■ **Your instructions**:
Keep only the lines of the data below that contain "tentang", and copy them.
═══ Task material
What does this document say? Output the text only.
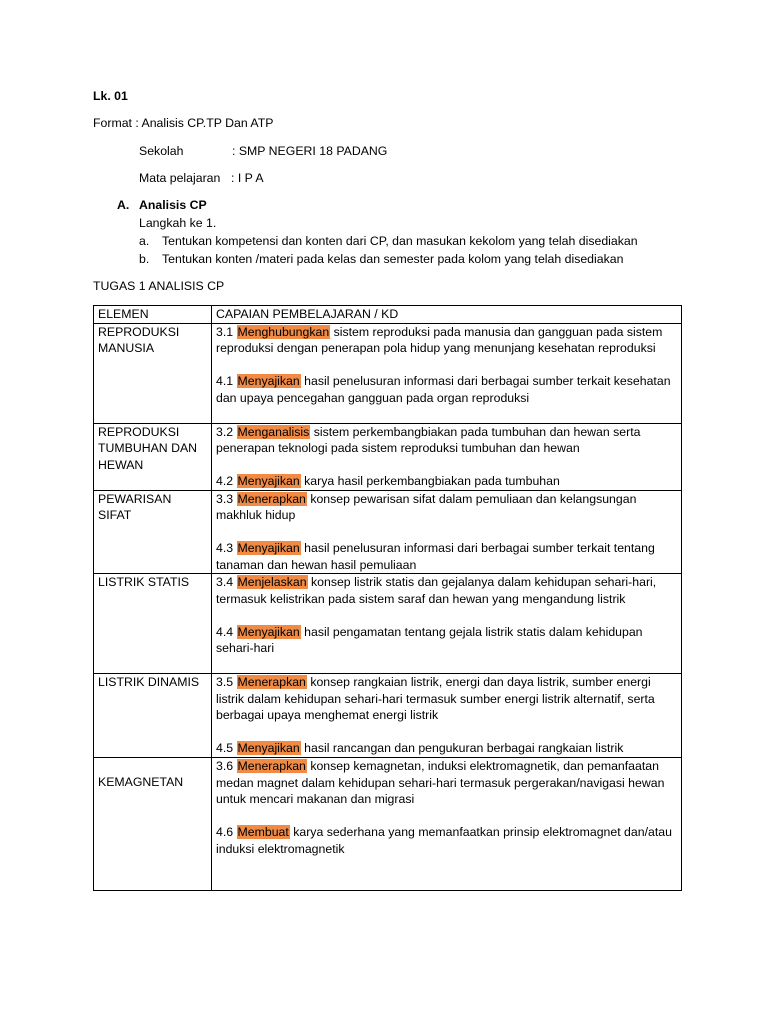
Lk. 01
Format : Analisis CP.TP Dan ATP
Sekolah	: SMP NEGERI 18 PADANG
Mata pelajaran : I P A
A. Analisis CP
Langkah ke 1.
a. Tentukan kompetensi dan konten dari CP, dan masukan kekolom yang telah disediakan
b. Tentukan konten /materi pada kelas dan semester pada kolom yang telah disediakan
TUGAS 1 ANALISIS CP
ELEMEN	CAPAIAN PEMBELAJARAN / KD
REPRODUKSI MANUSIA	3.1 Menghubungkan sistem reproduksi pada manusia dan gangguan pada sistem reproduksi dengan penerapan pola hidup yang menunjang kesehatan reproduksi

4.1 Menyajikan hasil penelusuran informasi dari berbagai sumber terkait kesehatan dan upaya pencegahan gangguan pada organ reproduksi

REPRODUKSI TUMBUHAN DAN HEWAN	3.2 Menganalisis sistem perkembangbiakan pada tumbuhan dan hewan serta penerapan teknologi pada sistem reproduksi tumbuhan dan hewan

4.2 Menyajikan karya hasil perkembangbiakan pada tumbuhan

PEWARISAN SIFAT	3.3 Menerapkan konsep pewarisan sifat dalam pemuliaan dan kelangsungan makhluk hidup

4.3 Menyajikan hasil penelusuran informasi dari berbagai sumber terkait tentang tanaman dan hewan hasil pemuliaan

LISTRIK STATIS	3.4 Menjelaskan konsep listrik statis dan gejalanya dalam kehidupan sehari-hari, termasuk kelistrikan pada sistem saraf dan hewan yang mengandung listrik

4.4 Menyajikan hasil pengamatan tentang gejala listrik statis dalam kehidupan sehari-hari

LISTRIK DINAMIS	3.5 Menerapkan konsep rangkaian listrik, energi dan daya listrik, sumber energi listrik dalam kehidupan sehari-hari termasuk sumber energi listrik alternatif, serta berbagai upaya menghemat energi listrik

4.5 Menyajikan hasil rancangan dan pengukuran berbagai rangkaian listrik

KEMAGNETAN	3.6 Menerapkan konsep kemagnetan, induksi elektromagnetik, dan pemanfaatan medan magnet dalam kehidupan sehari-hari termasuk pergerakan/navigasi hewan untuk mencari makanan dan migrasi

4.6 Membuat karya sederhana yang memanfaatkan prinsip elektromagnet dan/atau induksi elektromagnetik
══════
═══ Task material
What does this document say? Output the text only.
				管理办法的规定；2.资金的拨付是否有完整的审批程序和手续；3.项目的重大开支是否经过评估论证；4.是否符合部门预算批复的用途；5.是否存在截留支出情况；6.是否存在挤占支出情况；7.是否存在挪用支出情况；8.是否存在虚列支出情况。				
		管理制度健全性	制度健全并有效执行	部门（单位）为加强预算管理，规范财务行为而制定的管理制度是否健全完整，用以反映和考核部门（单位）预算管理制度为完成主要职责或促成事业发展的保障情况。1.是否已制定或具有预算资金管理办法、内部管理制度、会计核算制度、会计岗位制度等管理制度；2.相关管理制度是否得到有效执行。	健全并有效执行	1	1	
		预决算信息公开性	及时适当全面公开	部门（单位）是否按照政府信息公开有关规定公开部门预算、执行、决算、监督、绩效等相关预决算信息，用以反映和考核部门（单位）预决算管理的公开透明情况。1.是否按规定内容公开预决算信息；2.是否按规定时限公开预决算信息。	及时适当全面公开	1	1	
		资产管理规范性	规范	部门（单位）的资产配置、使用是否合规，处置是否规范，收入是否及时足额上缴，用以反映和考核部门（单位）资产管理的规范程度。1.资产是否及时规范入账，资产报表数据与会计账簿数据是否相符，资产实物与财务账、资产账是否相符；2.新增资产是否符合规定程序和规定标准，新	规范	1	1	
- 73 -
══════
═══ Task material
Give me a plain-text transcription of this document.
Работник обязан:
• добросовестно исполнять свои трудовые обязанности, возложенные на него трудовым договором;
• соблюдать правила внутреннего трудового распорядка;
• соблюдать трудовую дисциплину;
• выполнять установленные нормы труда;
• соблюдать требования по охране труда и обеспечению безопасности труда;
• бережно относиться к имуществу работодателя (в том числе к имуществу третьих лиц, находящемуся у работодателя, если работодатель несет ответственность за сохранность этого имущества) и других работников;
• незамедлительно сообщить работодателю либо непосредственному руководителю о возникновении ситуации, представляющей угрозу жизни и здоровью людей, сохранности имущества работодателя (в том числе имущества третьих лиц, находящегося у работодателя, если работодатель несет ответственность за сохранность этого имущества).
══════
■ **Final result**:
4.3 Menyajikan hasil penelusuran informasi dari berbagai sumber terkait tentang tanaman dan hewan hasil pemuliaan
4.4 Menyajikan hasil pengamatan tentang gejala listrik statis dalam kehidupan sehari-hari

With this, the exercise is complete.